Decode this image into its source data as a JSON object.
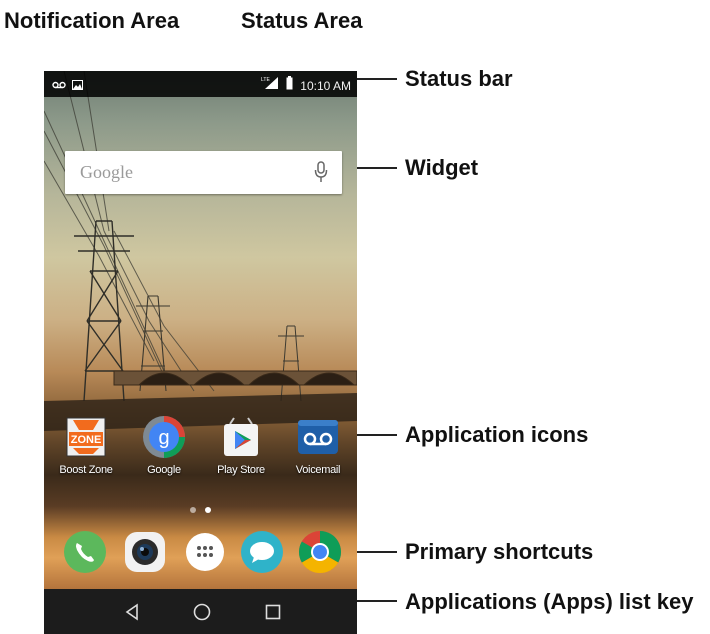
{
  "callouts": {
    "notification_area": "Notification Area",
    "status_area": "Status Area",
    "status_bar": "Status bar",
    "widget": "Widget",
    "application_icons": "Application icons",
    "primary_shortcuts": "Primary shortcuts",
    "apps_list_key": "Applications (Apps) list key"
  },
  "status_bar": {
    "time": "10:10 AM",
    "notification_icons": [
      "voicemail-icon",
      "image-icon"
    ],
    "status_icons": [
      "lte-icon",
      "signal-icon",
      "battery-icon"
    ]
  },
  "widget": {
    "label": "Google",
    "icon": "mic-icon"
  },
  "apps": [
    {
      "label": "Boost Zone",
      "icon": "boost-zone-icon",
      "icon_text": "ZONE"
    },
    {
      "label": "Google",
      "icon": "google-icon",
      "icon_text": "g"
    },
    {
      "label": "Play Store",
      "icon": "play-store-icon"
    },
    {
      "label": "Voicemail",
      "icon": "voicemail-icon"
    }
  ],
  "page_indicator": {
    "pages": 2,
    "active": 2
  },
  "dock": [
    "phone-icon",
    "camera-icon",
    "apps-list-icon",
    "messaging-icon",
    "chrome-icon"
  ],
  "navigation": [
    "back-icon",
    "home-icon",
    "recents-icon"
  ],
  "colors": {
    "phone": "#5cb85c",
    "messaging": "#2fb3c9",
    "voicemail": "#1f5fa8",
    "chrome_red": "#db4437",
    "chrome_yellow": "#f4b400",
    "chrome_green": "#0f9d58",
    "chrome_blue": "#4285f4"
  }
}
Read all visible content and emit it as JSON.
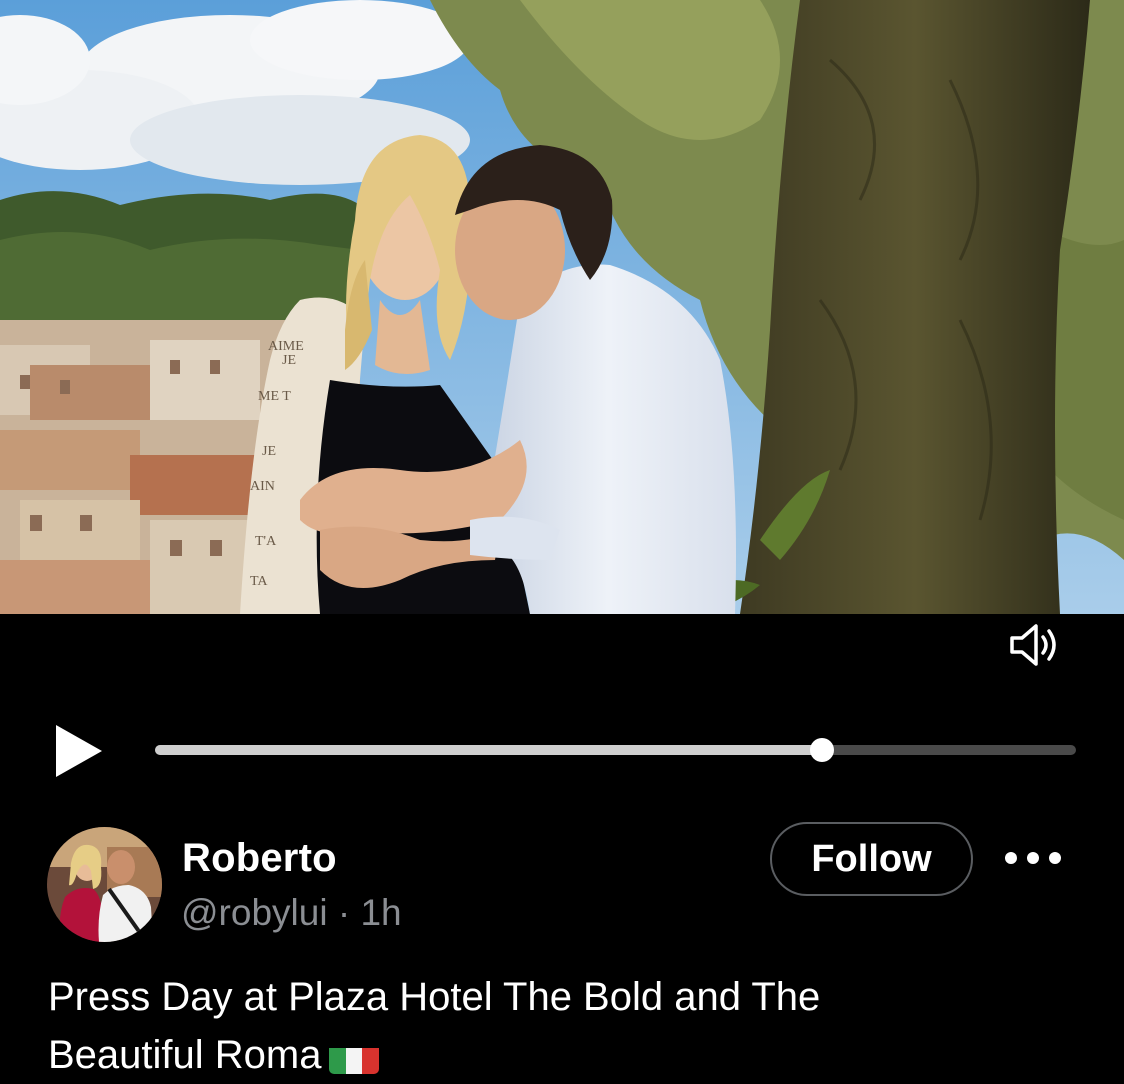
{
  "video": {
    "progress": 0.724,
    "progress_color": "#cfcfcf",
    "track_color": "#4a4a4a",
    "play_icon": "play-icon",
    "volume_icon": "speaker-volume-icon"
  },
  "post": {
    "author_name": "Roberto",
    "handle": "@robylui",
    "separator": "·",
    "time": "1h",
    "follow_label": "Follow",
    "more_icon": "more-options-icon",
    "text_line1": "Press Day at Plaza Hotel The Bold and The",
    "text_line2": "Beautiful Roma",
    "flag": "italy-flag-emoji"
  },
  "colors": {
    "background": "#000000",
    "secondary_text": "#8b8e93",
    "follow_border": "#5a5d61"
  }
}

----------------

- What this task involves
Take the listing and print it again exactly, but without any pictures.

- Result of this task
Decode this image into its source data as a JSON object.
{
  "callouts": {
    "notification_area": "Notification Area",
    "status_area": "Status Area",
    "status_bar": "Status bar",
    "widget": "Widget",
    "application_icons": "Application icons",
    "primary_shortcuts": "Primary shortcuts",
    "apps_list_key": "Applications (Apps) list key"
  },
  "status_bar": {
    "time": "10:10 AM",
    "notification_icons": [
      "voicemail-icon",
      "image-icon"
    ],
    "status_icons": [
      "lte-icon",
      "signal-icon",
      "battery-icon"
    ]
  },
  "widget": {
    "label": "Google",
    "icon": "mic-icon"
  },
  "apps": [
    {
      "label": "Boost Zone",
      "icon": "boost-zone-icon",
      "icon_text": "ZONE"
    },
    {
      "label": "Google",
      "icon": "google-icon",
      "icon_text": "g"
    },
    {
      "label": "Play Store",
      "icon": "play-store-icon"
    },
    {
      "label": "Voicemail",
      "icon": "voicemail-icon"
    }
  ],
  "page_indicator": {
    "pages": 2,
    "active": 2
  },
  "dock": [
    "phone-icon",
    "camera-icon",
    "apps-list-icon",
    "messaging-icon",
    "chrome-icon"
  ],
  "navigation": [
    "back-icon",
    "home-icon",
    "recents-icon"
  ],
  "colors": {
    "phone": "#5cb85c",
    "messaging": "#2fb3c9",
    "voicemail": "#1f5fa8",
    "chrome_red": "#db4437",
    "chrome_yellow": "#f4b400",
    "chrome_green": "#0f9d58",
    "chrome_blue": "#4285f4"
  }
}
Read all visible content and emit it as JSON.
{
  "video": {
    "progress": 0.724,
    "progress_color": "#cfcfcf",
    "track_color": "#4a4a4a",
    "play_icon": "play-icon",
    "volume_icon": "speaker-volume-icon"
  },
  "post": {
    "author_name": "Roberto",
    "handle": "@robylui",
    "separator": "·",
    "time": "1h",
    "follow_label": "Follow",
    "more_icon": "more-options-icon",
    "text_line1": "Press Day at Plaza Hotel The Bold and The",
    "text_line2": "Beautiful Roma",
    "flag": "italy-flag-emoji"
  },
  "colors": {
    "background": "#000000",
    "secondary_text": "#8b8e93",
    "follow_border": "#5a5d61"
  }
}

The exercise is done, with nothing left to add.